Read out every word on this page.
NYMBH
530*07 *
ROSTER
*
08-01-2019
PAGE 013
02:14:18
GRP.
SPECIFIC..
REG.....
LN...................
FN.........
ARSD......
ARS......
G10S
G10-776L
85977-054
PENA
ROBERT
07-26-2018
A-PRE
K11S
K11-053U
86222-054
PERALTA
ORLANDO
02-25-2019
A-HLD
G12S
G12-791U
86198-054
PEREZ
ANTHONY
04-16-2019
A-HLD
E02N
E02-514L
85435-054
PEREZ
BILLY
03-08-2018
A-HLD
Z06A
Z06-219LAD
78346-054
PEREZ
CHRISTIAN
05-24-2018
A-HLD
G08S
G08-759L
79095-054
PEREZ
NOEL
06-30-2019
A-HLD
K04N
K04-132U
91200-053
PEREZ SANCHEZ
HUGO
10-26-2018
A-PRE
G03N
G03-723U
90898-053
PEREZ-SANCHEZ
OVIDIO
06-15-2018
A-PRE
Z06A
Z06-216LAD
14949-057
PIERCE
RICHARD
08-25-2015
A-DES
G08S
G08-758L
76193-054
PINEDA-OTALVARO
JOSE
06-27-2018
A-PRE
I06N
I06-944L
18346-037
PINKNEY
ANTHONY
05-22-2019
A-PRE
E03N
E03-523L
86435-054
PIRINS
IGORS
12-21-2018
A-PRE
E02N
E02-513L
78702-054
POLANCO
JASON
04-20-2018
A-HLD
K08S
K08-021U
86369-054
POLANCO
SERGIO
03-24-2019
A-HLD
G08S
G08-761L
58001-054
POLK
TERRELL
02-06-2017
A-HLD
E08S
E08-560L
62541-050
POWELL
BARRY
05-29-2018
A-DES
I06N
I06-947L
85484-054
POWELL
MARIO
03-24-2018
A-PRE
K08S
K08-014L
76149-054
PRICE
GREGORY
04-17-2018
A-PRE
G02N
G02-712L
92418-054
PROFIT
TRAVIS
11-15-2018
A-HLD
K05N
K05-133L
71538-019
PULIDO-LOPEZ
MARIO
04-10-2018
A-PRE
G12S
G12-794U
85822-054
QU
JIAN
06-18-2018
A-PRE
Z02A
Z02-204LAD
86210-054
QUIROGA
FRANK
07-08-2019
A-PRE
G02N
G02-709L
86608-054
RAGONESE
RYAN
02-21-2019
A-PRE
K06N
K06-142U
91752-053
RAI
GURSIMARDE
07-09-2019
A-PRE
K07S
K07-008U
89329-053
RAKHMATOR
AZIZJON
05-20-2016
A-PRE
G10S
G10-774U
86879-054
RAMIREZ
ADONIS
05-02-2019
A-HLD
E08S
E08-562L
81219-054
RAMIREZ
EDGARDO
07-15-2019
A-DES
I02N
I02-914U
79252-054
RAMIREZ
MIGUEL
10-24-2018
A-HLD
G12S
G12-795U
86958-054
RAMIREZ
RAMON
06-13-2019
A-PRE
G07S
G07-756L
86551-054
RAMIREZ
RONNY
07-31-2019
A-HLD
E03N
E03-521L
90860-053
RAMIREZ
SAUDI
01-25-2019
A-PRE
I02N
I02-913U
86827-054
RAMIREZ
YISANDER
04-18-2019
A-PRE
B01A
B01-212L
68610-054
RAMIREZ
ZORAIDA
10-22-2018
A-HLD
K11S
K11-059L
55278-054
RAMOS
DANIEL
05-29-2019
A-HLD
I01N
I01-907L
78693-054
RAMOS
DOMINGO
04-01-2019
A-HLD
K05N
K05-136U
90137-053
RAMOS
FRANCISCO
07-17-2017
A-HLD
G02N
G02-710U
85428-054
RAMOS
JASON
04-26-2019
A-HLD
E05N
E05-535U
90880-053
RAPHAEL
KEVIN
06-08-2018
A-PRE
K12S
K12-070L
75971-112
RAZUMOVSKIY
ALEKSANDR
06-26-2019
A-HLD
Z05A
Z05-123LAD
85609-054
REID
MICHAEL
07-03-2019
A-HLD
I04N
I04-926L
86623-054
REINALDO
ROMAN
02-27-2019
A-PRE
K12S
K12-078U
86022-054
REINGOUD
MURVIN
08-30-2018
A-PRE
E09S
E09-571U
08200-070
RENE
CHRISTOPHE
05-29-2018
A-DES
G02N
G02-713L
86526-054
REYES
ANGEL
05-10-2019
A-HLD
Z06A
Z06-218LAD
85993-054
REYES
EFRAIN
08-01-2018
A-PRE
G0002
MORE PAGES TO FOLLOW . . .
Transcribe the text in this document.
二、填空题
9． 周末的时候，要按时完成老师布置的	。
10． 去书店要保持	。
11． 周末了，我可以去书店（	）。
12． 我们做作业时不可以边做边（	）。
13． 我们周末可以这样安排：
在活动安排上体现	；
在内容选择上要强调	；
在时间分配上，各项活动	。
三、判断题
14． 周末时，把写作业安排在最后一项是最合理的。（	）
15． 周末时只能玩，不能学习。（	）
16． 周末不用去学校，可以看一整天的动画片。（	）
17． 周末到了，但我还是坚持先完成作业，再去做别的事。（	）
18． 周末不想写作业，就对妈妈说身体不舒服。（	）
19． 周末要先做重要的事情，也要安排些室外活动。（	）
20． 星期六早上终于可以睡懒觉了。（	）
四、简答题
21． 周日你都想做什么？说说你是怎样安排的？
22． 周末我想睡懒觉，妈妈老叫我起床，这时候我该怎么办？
================================
Set problem -
Restate the whole listing exactly, leaving out nothing.

Written solution -
Read out every word on this page.
NYMBH
530*07 *
ROSTER
*
08-01-2019
PAGE 013
02:14:18
GRP.
SPECIFIC..
REG.....
LN...................
FN.........
ARSD......
ARS......
G10S
G10-776L
85977-054
PENA
ROBERT
07-26-2018
A-PRE
K11S
K11-053U
86222-054
PERALTA
ORLANDO
02-25-2019
A-HLD
G12S
G12-791U
86198-054
PEREZ
ANTHONY
04-16-2019
A-HLD
E02N
E02-514L
85435-054
PEREZ
BILLY
03-08-2018
A-HLD
Z06A
Z06-219LAD
78346-054
PEREZ
CHRISTIAN
05-24-2018
A-HLD
G08S
G08-759L
79095-054
PEREZ
NOEL
06-30-2019
A-HLD
K04N
K04-132U
91200-053
PEREZ SANCHEZ
HUGO
10-26-2018
A-PRE
G03N
G03-723U
90898-053
PEREZ-SANCHEZ
OVIDIO
06-15-2018
A-PRE
Z06A
Z06-216LAD
14949-057
PIERCE
RICHARD
08-25-2015
A-DES
G08S
G08-758L
76193-054
PINEDA-OTALVARO
JOSE
06-27-2018
A-PRE
I06N
I06-944L
18346-037
PINKNEY
ANTHONY
05-22-2019
A-PRE
E03N
E03-523L
86435-054
PIRINS
IGORS
12-21-2018
A-PRE
E02N
E02-513L
78702-054
POLANCO
JASON
04-20-2018
A-HLD
K08S
K08-021U
86369-054
POLANCO
SERGIO
03-24-2019
A-HLD
G08S
G08-761L
58001-054
POLK
TERRELL
02-06-2017
A-HLD
E08S
E08-560L
62541-050
POWELL
BARRY
05-29-2018
A-DES
I06N
I06-947L
85484-054
POWELL
MARIO
03-24-2018
A-PRE
K08S
K08-014L
76149-054
PRICE
GREGORY
04-17-2018
A-PRE
G02N
G02-712L
92418-054
PROFIT
TRAVIS
11-15-2018
A-HLD
K05N
K05-133L
71538-019
PULIDO-LOPEZ
MARIO
04-10-2018
A-PRE
G12S
G12-794U
85822-054
QU
JIAN
06-18-2018
A-PRE
Z02A
Z02-204LAD
86210-054
QUIROGA
FRANK
07-08-2019
A-PRE
G02N
G02-709L
86608-054
RAGONESE
RYAN
02-21-2019
A-PRE
K06N
K06-142U
91752-053
RAI
GURSIMARDE
07-09-2019
A-PRE
K07S
K07-008U
89329-053
RAKHMATOR
AZIZJON
05-20-2016
A-PRE
G10S
G10-774U
86879-054
RAMIREZ
ADONIS
05-02-2019
A-HLD
E08S
E08-562L
81219-054
RAMIREZ
EDGARDO
07-15-2019
A-DES
I02N
I02-914U
79252-054
RAMIREZ
MIGUEL
10-24-2018
A-HLD
G12S
G12-795U
86958-054
RAMIREZ
RAMON
06-13-2019
A-PRE
G07S
G07-756L
86551-054
RAMIREZ
RONNY
07-31-2019
A-HLD
E03N
E03-521L
90860-053
RAMIREZ
SAUDI
01-25-2019
A-PRE
I02N
I02-913U
86827-054
RAMIREZ
YISANDER
04-18-2019
A-PRE
B01A
B01-212L
68610-054
RAMIREZ
ZORAIDA
10-22-2018
A-HLD
K11S
K11-059L
55278-054
RAMOS
DANIEL
05-29-2019
A-HLD
I01N
I01-907L
78693-054
RAMOS
DOMINGO
04-01-2019
A-HLD
K05N
K05-136U
90137-053
RAMOS
FRANCISCO
07-17-2017
A-HLD
G02N
G02-710U
85428-054
RAMOS
JASON
04-26-2019
A-HLD
E05N
E05-535U
90880-053
RAPHAEL
KEVIN
06-08-2018
A-PRE
K12S
K12-070L
75971-112
RAZUMOVSKIY
ALEKSANDR
06-26-2019
A-HLD
Z05A
Z05-123LAD
85609-054
REID
MICHAEL
07-03-2019
A-HLD
I04N
I04-926L
86623-054
REINALDO
ROMAN
02-27-2019
A-PRE
K12S
K12-078U
86022-054
REINGOUD
MURVIN
08-30-2018
A-PRE
E09S
E09-571U
08200-070
RENE
CHRISTOPHE
05-29-2018
A-DES
G02N
G02-713L
86526-054
REYES
ANGEL
05-10-2019
A-HLD
Z06A
Z06-218LAD
85993-054
REYES
EFRAIN
08-01-2018
A-PRE
G0002
MORE PAGES TO FOLLOW . . .
Transcribe the text in this document.
二、填空题
9． 周末的时候，要按时完成老师布置的	。
10． 去书店要保持	。
11． 周末了，我可以去书店（	）。
12． 我们做作业时不可以边做边（	）。
13． 我们周末可以这样安排：
在活动安排上体现	；
在内容选择上要强调	；
在时间分配上，各项活动	。
三、判断题
14． 周末时，把写作业安排在最后一项是最合理的。（	）
15． 周末时只能玩，不能学习。（	）
16． 周末不用去学校，可以看一整天的动画片。（	）
17． 周末到了，但我还是坚持先完成作业，再去做别的事。（	）
18． 周末不想写作业，就对妈妈说身体不舒服。（	）
19． 周末要先做重要的事情，也要安排些室外活动。（	）
20． 星期六早上终于可以睡懒觉了。（	）
四、简答题
21． 周日你都想做什么？说说你是怎样安排的？
22． 周末我想睡懒觉，妈妈老叫我起床，这时候我该怎么办？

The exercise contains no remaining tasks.